++++ Supplied material ++++

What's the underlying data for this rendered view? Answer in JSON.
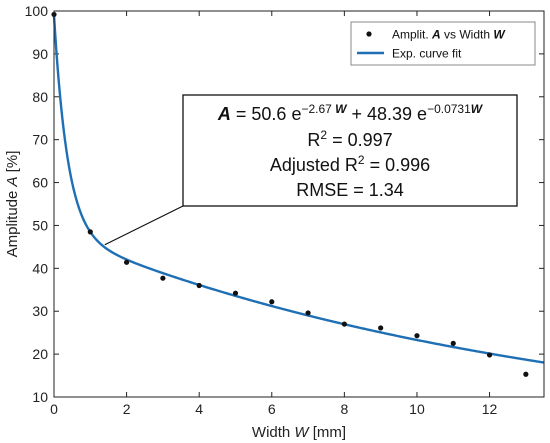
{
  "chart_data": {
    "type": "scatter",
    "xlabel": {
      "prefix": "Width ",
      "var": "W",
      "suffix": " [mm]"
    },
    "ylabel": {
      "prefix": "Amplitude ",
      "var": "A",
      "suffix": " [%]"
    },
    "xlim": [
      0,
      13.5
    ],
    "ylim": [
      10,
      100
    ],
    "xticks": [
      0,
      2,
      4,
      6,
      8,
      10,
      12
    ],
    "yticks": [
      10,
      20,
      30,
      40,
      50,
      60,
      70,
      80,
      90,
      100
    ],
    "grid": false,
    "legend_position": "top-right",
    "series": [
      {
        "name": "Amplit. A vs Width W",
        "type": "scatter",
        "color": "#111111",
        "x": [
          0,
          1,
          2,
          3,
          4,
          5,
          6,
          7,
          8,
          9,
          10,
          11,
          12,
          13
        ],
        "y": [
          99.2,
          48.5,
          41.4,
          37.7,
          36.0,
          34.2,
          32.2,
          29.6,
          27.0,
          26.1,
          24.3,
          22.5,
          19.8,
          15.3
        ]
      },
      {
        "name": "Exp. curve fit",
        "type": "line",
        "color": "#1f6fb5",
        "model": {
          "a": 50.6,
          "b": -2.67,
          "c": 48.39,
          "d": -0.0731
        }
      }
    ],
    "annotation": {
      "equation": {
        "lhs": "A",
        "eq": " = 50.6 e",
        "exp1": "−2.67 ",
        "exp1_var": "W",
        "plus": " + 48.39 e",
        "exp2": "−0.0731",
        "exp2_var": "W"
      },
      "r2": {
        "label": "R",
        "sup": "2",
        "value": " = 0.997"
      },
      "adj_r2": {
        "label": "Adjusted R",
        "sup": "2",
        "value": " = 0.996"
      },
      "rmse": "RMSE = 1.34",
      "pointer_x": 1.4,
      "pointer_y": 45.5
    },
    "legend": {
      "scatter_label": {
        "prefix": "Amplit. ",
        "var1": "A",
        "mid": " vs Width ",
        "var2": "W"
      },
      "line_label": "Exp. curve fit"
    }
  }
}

++++
++++ Supplied material ++++

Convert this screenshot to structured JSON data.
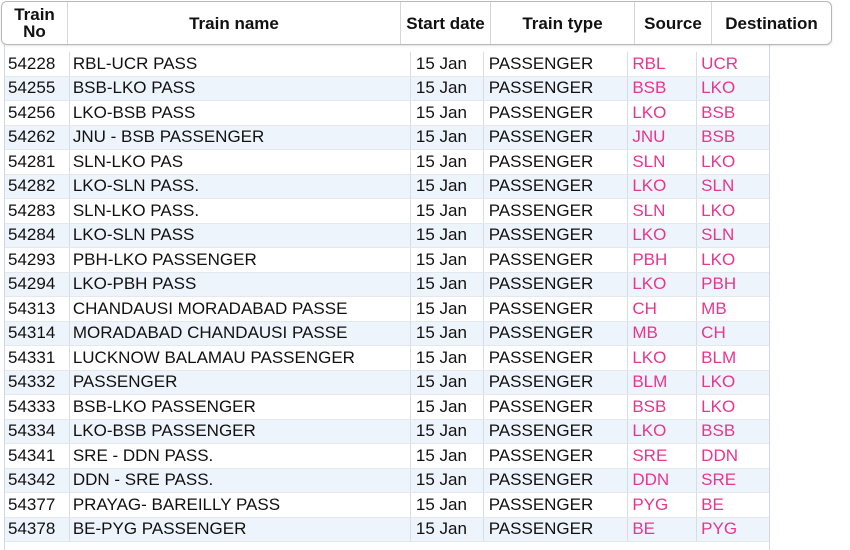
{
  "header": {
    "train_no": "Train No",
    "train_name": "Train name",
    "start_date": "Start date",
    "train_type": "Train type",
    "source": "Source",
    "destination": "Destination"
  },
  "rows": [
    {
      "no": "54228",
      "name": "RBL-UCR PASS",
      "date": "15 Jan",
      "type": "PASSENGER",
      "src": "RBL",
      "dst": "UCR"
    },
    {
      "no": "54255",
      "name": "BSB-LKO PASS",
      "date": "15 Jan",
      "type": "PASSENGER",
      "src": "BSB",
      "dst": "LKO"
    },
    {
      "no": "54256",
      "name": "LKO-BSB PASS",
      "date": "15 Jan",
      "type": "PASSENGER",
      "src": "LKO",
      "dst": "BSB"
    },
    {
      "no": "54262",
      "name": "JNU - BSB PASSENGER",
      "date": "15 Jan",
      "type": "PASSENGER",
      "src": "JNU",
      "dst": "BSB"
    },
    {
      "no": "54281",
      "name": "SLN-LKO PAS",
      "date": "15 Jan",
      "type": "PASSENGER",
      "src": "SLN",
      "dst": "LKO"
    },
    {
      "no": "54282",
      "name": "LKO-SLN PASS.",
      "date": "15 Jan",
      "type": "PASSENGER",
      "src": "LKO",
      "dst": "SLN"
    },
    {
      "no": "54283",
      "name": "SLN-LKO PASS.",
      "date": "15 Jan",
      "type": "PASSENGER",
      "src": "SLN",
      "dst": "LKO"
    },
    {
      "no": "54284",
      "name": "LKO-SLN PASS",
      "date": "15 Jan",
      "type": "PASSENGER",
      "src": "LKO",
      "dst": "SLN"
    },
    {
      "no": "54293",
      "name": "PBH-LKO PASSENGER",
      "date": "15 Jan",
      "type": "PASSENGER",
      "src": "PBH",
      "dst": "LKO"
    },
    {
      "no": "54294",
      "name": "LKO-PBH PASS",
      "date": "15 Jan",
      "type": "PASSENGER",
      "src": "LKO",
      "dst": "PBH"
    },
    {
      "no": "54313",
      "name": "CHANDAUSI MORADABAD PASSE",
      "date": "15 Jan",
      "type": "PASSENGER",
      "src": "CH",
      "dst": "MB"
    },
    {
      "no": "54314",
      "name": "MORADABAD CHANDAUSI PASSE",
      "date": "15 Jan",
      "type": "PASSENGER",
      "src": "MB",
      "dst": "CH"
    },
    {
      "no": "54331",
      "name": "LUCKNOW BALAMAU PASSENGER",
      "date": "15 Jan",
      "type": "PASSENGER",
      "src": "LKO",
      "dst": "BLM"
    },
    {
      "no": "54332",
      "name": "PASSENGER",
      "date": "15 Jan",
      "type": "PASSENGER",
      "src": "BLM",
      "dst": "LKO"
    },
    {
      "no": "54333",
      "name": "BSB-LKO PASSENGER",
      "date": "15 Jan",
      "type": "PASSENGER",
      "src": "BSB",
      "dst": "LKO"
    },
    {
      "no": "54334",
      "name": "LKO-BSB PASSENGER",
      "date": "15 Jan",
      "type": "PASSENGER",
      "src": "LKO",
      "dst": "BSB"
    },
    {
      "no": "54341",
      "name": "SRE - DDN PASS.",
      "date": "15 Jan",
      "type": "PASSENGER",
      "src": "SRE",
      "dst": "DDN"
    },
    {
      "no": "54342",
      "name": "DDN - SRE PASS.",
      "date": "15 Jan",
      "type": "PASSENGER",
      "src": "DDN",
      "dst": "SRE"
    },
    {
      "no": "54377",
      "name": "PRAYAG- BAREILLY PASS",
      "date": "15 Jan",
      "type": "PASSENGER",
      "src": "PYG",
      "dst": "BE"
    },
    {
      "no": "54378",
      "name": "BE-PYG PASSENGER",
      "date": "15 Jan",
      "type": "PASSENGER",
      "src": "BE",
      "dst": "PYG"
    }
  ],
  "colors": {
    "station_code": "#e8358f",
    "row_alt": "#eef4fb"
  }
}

++++

- Given instruction -
Examine the records and pull out every line where the string "JSON" occurs.

- Written answer -
What's the underlying data for this rendered view? Answer in JSON.
Convert this screenshot to structured JSON data.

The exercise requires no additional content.